**Stated exercise:** In the entries below, count each line holding the word "ainſi". Answer with the total alone.
begin Data records
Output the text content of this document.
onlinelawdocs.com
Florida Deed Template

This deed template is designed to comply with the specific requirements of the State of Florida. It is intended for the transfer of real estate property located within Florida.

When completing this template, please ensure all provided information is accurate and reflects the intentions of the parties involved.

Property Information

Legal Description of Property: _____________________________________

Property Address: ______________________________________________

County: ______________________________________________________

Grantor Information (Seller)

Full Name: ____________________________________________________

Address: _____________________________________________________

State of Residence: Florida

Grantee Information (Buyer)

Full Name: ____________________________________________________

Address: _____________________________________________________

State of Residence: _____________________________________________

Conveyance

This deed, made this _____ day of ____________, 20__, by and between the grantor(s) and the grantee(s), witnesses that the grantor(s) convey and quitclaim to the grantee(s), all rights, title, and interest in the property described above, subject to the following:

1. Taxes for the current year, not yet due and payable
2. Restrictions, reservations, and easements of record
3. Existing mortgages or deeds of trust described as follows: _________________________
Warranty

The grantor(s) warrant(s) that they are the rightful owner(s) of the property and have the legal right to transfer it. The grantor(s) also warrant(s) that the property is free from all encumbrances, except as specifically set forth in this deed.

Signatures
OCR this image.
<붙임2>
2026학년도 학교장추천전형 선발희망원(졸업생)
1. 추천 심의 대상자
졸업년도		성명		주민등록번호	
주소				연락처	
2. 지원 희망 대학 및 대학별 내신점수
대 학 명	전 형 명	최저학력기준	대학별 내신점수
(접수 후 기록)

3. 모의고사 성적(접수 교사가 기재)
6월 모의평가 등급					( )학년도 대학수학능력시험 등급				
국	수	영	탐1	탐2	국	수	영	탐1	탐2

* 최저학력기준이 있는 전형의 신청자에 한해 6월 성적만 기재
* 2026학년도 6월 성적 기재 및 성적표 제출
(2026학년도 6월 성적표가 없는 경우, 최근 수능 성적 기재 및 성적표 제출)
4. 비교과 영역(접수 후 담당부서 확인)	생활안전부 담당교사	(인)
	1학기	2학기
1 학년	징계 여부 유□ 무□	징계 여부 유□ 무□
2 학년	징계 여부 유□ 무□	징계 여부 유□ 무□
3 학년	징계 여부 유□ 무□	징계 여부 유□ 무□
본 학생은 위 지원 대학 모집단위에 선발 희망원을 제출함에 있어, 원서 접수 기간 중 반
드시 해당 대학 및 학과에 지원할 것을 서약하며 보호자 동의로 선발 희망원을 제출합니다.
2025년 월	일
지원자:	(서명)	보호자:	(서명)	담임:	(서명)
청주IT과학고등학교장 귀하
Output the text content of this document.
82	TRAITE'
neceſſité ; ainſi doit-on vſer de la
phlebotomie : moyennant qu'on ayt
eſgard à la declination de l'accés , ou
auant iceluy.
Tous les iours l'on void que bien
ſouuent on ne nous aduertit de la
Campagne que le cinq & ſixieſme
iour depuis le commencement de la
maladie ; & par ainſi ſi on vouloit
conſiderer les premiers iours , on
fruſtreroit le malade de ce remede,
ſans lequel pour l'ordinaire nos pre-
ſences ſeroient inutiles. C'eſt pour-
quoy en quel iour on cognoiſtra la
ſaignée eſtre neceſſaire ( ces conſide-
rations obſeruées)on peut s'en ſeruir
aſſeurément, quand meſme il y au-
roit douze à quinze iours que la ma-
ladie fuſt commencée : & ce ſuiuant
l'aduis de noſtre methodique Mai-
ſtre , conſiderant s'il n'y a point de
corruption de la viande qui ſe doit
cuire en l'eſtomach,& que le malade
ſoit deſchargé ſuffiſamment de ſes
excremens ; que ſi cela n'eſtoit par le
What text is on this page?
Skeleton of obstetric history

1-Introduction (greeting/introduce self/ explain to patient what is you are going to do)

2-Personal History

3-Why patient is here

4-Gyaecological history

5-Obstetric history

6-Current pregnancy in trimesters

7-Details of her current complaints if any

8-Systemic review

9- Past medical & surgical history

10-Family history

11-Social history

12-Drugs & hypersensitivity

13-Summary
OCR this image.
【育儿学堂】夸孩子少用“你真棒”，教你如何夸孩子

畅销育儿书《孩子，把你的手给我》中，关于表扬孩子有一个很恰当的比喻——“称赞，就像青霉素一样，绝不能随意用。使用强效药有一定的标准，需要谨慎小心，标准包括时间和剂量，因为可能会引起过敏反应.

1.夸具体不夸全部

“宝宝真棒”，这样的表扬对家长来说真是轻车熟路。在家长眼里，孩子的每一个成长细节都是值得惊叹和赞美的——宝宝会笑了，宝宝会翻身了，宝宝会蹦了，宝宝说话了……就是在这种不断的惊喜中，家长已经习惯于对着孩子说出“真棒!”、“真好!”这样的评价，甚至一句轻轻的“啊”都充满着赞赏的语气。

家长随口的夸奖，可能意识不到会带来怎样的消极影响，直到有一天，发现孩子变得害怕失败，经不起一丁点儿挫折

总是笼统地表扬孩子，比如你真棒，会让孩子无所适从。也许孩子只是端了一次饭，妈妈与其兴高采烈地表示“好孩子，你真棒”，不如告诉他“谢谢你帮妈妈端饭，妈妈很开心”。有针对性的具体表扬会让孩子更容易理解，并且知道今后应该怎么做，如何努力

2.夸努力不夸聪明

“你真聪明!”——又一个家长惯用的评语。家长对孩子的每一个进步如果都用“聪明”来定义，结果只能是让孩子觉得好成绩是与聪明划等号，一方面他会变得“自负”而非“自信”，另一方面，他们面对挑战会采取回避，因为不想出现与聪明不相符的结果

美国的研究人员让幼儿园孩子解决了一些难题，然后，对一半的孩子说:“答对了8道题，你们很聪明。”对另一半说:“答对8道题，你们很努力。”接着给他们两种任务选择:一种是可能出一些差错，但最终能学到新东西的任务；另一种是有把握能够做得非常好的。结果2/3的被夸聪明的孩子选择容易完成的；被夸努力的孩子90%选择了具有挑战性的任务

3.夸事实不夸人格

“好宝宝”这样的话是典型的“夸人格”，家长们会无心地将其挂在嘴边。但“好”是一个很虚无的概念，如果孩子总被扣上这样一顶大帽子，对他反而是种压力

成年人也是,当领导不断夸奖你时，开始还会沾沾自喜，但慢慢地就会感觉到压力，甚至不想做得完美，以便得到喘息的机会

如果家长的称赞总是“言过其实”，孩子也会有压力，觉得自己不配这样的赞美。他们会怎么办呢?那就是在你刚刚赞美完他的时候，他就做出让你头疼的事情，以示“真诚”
end Data records
**Written solution:** 2